→ Perintah Tugas 1: Cetak ulang tanpa perubahan baris-baris listing dari awal listing sampai baris yang memuat "wind-barb <box>657 472 669 481</box>", termasuk baris itu sendiri.

→ Dokumen:
● ● ● ● ● ● ●
31.7.19

Membicarakan Kesendirian, Menelanjangi Kita





Kayaknya tidak ada yang bisa menyembuhkan yang namanya kesendirian. Namun, bisa jadi juga bahwa kesendirian bukanlah sesuatu yang menakutkan dan mengerikan seperti yang sering diceritakan. Bisakah kita menerima dan berbaikan dengan kesendirian kita? Karena bisa jadi kesendirian itu adalah hal yang natural dan organik, jadi baiknya setiap manusia membiasakan diri. Terkadang aku jadi curiga sebenarnya kesendirian itu menjadi terasa menyedihkan dan merana sekali karena jargon-jargon dan iklan-iklan bahwa menikmati kesendirian dan rasa sepi itu adalah hal yang aneh, tidak hype, gak seru dan tidak dicintai. Jangan-jangan selama ini kita selalu diundang untuk selalu berpartisipasi dalam keramaian dan kemeriahan semata-mata karena kemakan iklan untuk tetap beli produk. Manusia tetap makhluk konsumtif ternyata.

Kemarin ini aku selesai membaca buku Olivia Laing yang berjudul The Lonely City: Adventures In The Art of Being Alone. Menurutku buku ini memang diperuntukkan bagi mereka yang merasa kesepian di tengah-tengah kota besar; dengan melihat dari kacamata kehidupan para pegiat seni. Kehidupan seni ternyata amatlah dekat dengan kesendirian dan glamour sesaat. Terkadang digambarkan pula seperti sebuah topeng yang dikenakan, padahal seringkali mereka 24/7 berjuang melawan depresi dan perasaan tidak diinginkan.
● ● ● ● ● ● ●
→ Perintah Tugas 2: Tampilkan tanpa perubahan bagian tulisan tentang kesendirian yang dibuka dengan kata-kata "Membicarakan Kesendirian, Menelanjangi" dan ditutup dengan "makhluk konsumtif ternyata.".

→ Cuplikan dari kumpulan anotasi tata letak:
● ● ● ● ● ● ●
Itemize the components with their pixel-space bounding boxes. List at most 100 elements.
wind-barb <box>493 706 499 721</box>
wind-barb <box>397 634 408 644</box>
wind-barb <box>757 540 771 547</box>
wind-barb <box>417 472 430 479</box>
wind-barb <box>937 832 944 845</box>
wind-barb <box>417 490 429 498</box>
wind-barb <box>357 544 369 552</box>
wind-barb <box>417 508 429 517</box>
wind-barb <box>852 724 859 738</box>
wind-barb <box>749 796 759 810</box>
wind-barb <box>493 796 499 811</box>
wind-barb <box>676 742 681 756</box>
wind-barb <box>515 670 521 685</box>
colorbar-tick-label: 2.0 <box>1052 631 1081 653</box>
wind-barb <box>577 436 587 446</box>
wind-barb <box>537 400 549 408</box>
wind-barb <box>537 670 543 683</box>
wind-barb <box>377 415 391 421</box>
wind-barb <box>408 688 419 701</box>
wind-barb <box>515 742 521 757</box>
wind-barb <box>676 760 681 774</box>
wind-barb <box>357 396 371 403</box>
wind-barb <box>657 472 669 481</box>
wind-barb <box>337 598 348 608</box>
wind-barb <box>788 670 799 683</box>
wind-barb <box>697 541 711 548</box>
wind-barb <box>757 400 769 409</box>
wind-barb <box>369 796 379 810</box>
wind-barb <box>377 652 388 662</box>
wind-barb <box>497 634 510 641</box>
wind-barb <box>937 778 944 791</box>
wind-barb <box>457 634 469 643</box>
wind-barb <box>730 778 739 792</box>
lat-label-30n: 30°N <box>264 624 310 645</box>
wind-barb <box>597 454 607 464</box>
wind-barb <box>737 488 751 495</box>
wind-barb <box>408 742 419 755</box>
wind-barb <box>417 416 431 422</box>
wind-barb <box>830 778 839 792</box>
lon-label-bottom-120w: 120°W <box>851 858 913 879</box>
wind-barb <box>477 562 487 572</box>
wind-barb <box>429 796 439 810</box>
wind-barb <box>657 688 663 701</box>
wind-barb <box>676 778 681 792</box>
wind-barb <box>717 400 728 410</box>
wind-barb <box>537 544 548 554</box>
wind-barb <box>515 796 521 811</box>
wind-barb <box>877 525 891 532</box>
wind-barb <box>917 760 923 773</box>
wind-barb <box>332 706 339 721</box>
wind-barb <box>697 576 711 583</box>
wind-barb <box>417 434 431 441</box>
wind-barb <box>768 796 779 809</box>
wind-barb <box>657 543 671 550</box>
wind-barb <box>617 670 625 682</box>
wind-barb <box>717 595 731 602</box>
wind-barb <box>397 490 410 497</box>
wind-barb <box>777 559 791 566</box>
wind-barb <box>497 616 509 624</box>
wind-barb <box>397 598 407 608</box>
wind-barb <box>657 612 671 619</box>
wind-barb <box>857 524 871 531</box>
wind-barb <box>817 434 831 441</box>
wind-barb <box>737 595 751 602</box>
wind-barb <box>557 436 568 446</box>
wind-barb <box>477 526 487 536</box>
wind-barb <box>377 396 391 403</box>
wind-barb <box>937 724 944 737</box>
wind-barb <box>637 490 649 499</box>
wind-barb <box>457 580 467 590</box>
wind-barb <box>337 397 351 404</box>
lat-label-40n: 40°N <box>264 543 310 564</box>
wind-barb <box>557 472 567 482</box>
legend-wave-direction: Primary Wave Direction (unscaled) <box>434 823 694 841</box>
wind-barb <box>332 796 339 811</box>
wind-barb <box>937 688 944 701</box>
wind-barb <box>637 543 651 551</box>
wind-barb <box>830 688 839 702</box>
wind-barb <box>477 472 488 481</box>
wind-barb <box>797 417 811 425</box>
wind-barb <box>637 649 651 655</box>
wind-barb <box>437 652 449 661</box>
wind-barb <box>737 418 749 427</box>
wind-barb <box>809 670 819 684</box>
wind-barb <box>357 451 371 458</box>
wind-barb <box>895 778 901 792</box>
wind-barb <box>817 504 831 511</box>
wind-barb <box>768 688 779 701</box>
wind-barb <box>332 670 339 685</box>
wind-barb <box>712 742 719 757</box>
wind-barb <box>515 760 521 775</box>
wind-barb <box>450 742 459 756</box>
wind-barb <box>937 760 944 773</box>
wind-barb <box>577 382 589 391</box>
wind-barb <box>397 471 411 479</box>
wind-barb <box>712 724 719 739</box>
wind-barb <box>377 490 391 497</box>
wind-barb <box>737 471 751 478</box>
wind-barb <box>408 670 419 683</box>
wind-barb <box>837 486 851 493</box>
● ● ● ● ● ● ●
→ Jawaban Tertulis 1:
Itemize the components with their pixel-space bounding boxes. List at most 100 elements.
wind-barb <box>493 706 499 721</box>
wind-barb <box>397 634 408 644</box>
wind-barb <box>757 540 771 547</box>
wind-barb <box>417 472 430 479</box>
wind-barb <box>937 832 944 845</box>
wind-barb <box>417 490 429 498</box>
wind-barb <box>357 544 369 552</box>
wind-barb <box>417 508 429 517</box>
wind-barb <box>852 724 859 738</box>
wind-barb <box>749 796 759 810</box>
wind-barb <box>493 796 499 811</box>
wind-barb <box>676 742 681 756</box>
wind-barb <box>515 670 521 685</box>
colorbar-tick-label: 2.0 <box>1052 631 1081 653</box>
wind-barb <box>577 436 587 446</box>
wind-barb <box>537 400 549 408</box>
wind-barb <box>537 670 543 683</box>
wind-barb <box>377 415 391 421</box>
wind-barb <box>408 688 419 701</box>
wind-barb <box>515 742 521 757</box>
wind-barb <box>676 760 681 774</box>
wind-barb <box>357 396 371 403</box>
wind-barb <box>657 472 669 481</box>

→ Jawaban Tertulis 2:
Membicarakan Kesendirian, Menelanjangi Kita





Kayaknya tidak ada yang bisa menyembuhkan yang namanya kesendirian. Namun, bisa jadi juga bahwa kesendirian bukanlah sesuatu yang menakutkan dan mengerikan seperti yang sering diceritakan. Bisakah kita menerima dan berbaikan dengan kesendirian kita? Karena bisa jadi kesendirian itu adalah hal yang natural dan organik, jadi baiknya setiap manusia membiasakan diri. Terkadang aku jadi curiga sebenarnya kesendirian itu menjadi terasa menyedihkan dan merana sekali karena jargon-jargon dan iklan-iklan bahwa menikmati kesendirian dan rasa sepi itu adalah hal yang aneh, tidak hype, gak seru dan tidak dicintai. Jangan-jangan selama ini kita selalu diundang untuk selalu berpartisipasi dalam keramaian dan kemeriahan semata-mata karena kemakan iklan untuk tetap beli produk. Manusia tetap makhluk konsumtif ternyata.